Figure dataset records
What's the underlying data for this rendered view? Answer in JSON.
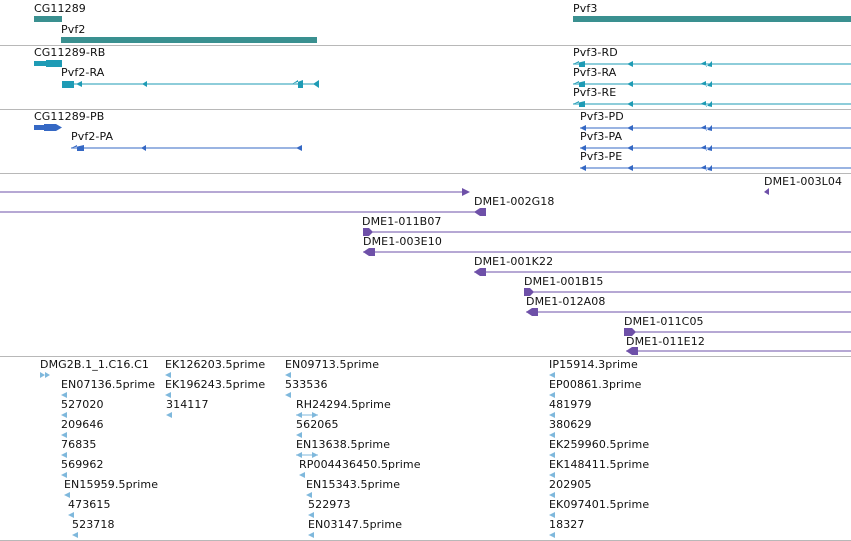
{
  "colors": {
    "gene": "#3a9090",
    "mrna": "#1e9bb5",
    "protein": "#3568c4",
    "clone": "#6e50a8",
    "est": "#7fb8dc",
    "separator": "#b8b8b8"
  },
  "tracks": {
    "genes": {
      "labels": [
        "CG11289",
        "Pvf2",
        "Pvf3"
      ]
    },
    "mrna": {
      "labels": [
        "CG11289-RB",
        "Pvf2-RA",
        "Pvf3-RD",
        "Pvf3-RA",
        "Pvf3-RE"
      ]
    },
    "proteins": {
      "labels": [
        "CG11289-PB",
        "Pvf2-PA",
        "Pvf3-PD",
        "Pvf3-PA",
        "Pvf3-PE"
      ]
    },
    "clones": {
      "labels": [
        "DME1-003L04",
        "DME1-002G18",
        "DME1-011B07",
        "DME1-003E10",
        "DME1-001K22",
        "DME1-001B15",
        "DME1-012A08",
        "DME1-011C05",
        "DME1-011E12"
      ]
    },
    "ests": {
      "col1": [
        "DMG2B.1_1.C16.C1",
        "EN07136.5prime",
        "527020",
        "209646",
        "76835",
        "569962",
        "EN15959.5prime",
        "473615",
        "523718"
      ],
      "col2": [
        "EK126203.5prime",
        "EK196243.5prime",
        "314117"
      ],
      "col3": [
        "EN09713.5prime",
        "533536",
        "RH24294.5prime",
        "562065",
        "EN13638.5prime",
        "RP004436450.5prime",
        "EN15343.5prime",
        "522973",
        "EN03147.5prime"
      ],
      "col4": [
        "IP15914.3prime",
        "EP00861.3prime",
        "481979",
        "380629",
        "EK259960.5prime",
        "EK148411.5prime",
        "202905",
        "EK097401.5prime",
        "18327"
      ]
    }
  }
}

**Required action**. Pictures should be left out when the records above are restated exactly.

**Result of this exercise**.
What's the underlying data for this rendered view? Answer in JSON.
{
  "colors": {
    "gene": "#3a9090",
    "mrna": "#1e9bb5",
    "protein": "#3568c4",
    "clone": "#6e50a8",
    "est": "#7fb8dc",
    "separator": "#b8b8b8"
  },
  "tracks": {
    "genes": {
      "labels": [
        "CG11289",
        "Pvf2",
        "Pvf3"
      ]
    },
    "mrna": {
      "labels": [
        "CG11289-RB",
        "Pvf2-RA",
        "Pvf3-RD",
        "Pvf3-RA",
        "Pvf3-RE"
      ]
    },
    "proteins": {
      "labels": [
        "CG11289-PB",
        "Pvf2-PA",
        "Pvf3-PD",
        "Pvf3-PA",
        "Pvf3-PE"
      ]
    },
    "clones": {
      "labels": [
        "DME1-003L04",
        "DME1-002G18",
        "DME1-011B07",
        "DME1-003E10",
        "DME1-001K22",
        "DME1-001B15",
        "DME1-012A08",
        "DME1-011C05",
        "DME1-011E12"
      ]
    },
    "ests": {
      "col1": [
        "DMG2B.1_1.C16.C1",
        "EN07136.5prime",
        "527020",
        "209646",
        "76835",
        "569962",
        "EN15959.5prime",
        "473615",
        "523718"
      ],
      "col2": [
        "EK126203.5prime",
        "EK196243.5prime",
        "314117"
      ],
      "col3": [
        "EN09713.5prime",
        "533536",
        "RH24294.5prime",
        "562065",
        "EN13638.5prime",
        "RP004436450.5prime",
        "EN15343.5prime",
        "522973",
        "EN03147.5prime"
      ],
      "col4": [
        "IP15914.3prime",
        "EP00861.3prime",
        "481979",
        "380629",
        "EK259960.5prime",
        "EK148411.5prime",
        "202905",
        "EK097401.5prime",
        "18327"
      ]
    }
  }
}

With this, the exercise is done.